• **TEXT**
──────
- Interactive map of Dighi Port

Location
- Country: India
- Location: Dighi, Raigad, Maharashtra
- Coordinates: 18°16′30″N 72°58′06″E﻿ / ﻿18.2751329°N 72.968366°E

Details
- Opened: 2014(construction started) 2018(operations started)
- Operated by: Adani Ports and Special Economic Zone Limited
- Owned by: IL & FS (2014-2018) JNPT (2018-21) Adani Ports & SEZ (2021-present)
- Type of harbour: Deep-sea port
- No. of berths: 5

= Dighi Port =

Sea port in Maharashtra, India

Dighi Port is a sea port in Maharashtra, India, on the eastern coast of the Arabian Sea, 42 nmi from the Mumbai port. The port is operated by Adani Ports & SEZ. The main road that links Dighi Port to the Indian highway network is NH 753F.

==History==

In 2014, IL&FS Engineering and Construction Company bagged a contract worth Rs 179.84 crore for development of multipurpose berths at the Dighi Port.
──────
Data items

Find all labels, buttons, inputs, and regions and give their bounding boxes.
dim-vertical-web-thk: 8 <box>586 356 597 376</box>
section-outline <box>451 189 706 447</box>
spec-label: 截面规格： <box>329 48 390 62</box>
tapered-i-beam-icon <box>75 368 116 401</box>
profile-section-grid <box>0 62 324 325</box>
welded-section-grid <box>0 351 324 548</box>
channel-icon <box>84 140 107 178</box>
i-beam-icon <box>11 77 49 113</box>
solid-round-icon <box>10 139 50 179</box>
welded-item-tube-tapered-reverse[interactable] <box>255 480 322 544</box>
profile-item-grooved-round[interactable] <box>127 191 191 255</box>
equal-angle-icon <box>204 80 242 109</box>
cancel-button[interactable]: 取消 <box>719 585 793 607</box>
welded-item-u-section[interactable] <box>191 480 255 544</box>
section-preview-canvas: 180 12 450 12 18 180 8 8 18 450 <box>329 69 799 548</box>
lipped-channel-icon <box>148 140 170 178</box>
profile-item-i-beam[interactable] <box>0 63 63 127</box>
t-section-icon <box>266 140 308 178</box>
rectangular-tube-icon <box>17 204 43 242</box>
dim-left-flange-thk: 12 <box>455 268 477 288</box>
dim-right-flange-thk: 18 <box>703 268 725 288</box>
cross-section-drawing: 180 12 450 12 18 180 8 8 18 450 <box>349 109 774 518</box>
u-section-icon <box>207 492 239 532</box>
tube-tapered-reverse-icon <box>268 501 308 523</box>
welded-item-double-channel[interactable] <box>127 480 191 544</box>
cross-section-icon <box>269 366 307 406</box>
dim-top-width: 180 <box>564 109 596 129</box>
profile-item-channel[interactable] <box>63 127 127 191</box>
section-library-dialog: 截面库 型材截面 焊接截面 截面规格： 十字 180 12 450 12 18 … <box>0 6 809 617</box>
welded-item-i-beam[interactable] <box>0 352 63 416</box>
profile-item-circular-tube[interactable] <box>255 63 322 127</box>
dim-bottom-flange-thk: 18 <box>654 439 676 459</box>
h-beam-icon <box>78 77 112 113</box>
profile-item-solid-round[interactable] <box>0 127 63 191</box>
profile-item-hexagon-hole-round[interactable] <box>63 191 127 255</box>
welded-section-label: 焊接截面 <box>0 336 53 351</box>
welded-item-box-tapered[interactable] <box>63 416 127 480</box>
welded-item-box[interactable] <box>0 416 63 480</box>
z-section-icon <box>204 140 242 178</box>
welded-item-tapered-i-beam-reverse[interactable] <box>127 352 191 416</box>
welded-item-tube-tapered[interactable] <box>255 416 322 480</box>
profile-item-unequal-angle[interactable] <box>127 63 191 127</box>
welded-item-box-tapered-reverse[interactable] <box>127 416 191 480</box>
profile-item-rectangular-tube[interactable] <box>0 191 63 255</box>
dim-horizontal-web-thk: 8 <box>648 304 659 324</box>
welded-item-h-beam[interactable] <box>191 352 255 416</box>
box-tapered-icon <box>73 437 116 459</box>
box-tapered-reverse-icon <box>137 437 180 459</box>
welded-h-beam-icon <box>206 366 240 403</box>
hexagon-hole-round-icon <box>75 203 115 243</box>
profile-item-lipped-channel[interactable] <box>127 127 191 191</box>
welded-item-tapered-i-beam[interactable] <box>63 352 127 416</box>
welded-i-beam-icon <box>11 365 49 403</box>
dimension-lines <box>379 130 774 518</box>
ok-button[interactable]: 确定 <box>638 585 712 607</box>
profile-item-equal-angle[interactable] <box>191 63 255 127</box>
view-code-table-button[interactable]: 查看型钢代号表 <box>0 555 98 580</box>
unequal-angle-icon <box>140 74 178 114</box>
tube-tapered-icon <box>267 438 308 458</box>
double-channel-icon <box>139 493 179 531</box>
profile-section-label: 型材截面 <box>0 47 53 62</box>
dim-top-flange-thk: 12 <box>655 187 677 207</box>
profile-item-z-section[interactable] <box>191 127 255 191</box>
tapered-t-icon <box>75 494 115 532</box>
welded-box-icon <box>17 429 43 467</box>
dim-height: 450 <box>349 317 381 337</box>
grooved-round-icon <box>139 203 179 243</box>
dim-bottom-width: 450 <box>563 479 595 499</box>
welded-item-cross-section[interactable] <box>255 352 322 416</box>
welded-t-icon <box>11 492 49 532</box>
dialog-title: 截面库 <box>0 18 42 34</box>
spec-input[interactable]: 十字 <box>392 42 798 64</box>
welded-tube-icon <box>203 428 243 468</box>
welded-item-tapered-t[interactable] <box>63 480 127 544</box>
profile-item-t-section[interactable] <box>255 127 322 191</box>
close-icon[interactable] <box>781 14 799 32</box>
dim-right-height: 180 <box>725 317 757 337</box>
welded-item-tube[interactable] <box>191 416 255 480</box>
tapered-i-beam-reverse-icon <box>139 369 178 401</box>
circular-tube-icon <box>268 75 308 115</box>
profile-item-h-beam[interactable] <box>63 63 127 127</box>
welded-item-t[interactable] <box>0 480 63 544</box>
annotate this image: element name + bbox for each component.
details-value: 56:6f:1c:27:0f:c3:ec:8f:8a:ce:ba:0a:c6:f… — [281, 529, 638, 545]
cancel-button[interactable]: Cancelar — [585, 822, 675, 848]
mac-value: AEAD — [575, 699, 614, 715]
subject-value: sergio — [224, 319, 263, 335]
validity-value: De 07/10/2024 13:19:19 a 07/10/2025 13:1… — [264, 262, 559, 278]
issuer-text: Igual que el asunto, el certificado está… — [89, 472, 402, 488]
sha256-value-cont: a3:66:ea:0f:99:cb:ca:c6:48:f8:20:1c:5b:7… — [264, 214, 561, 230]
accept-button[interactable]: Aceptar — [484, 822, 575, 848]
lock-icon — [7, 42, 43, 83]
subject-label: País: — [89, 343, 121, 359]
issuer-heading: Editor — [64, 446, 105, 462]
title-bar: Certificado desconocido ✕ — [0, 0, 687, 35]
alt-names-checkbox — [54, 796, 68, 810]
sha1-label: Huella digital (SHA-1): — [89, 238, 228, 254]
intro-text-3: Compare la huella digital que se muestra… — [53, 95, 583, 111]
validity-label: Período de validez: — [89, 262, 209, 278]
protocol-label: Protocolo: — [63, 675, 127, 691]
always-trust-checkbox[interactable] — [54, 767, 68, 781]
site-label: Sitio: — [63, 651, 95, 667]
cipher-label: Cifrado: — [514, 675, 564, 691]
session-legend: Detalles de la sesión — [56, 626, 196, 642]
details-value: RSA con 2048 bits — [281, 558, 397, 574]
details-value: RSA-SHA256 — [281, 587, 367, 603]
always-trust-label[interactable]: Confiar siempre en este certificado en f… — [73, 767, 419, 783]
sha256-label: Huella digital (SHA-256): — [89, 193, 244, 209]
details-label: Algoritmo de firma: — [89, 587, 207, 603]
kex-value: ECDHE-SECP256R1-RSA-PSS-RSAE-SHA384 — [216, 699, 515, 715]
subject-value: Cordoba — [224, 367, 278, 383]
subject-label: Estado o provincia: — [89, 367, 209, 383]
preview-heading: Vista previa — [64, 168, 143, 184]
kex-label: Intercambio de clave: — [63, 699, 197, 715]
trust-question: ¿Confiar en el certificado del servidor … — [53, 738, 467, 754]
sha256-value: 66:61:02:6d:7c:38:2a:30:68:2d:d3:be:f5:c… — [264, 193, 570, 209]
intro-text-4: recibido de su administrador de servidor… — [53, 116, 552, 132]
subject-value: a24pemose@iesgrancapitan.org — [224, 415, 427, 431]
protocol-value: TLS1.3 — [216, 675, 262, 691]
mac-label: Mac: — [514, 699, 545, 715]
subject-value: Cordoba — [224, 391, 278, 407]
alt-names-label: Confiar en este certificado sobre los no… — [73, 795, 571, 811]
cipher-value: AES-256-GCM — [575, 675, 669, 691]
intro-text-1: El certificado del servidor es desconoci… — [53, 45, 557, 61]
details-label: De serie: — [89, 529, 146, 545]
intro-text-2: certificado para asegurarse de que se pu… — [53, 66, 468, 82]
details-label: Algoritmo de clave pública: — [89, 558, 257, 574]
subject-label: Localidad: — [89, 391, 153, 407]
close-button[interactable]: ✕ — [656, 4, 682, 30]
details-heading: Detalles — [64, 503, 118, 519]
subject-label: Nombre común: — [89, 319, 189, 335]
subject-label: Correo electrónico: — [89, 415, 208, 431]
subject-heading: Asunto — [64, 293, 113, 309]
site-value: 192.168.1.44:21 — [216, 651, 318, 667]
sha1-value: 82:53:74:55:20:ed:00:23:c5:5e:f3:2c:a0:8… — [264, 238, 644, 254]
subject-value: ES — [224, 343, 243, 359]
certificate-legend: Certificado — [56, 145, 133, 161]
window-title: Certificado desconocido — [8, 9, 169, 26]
──────
• **WHAT YOU HAVE TO DO**
According to the Dighi Port text, which main road links the port to the Indian highway network?

• **ANSWER SECTION**
NH 753F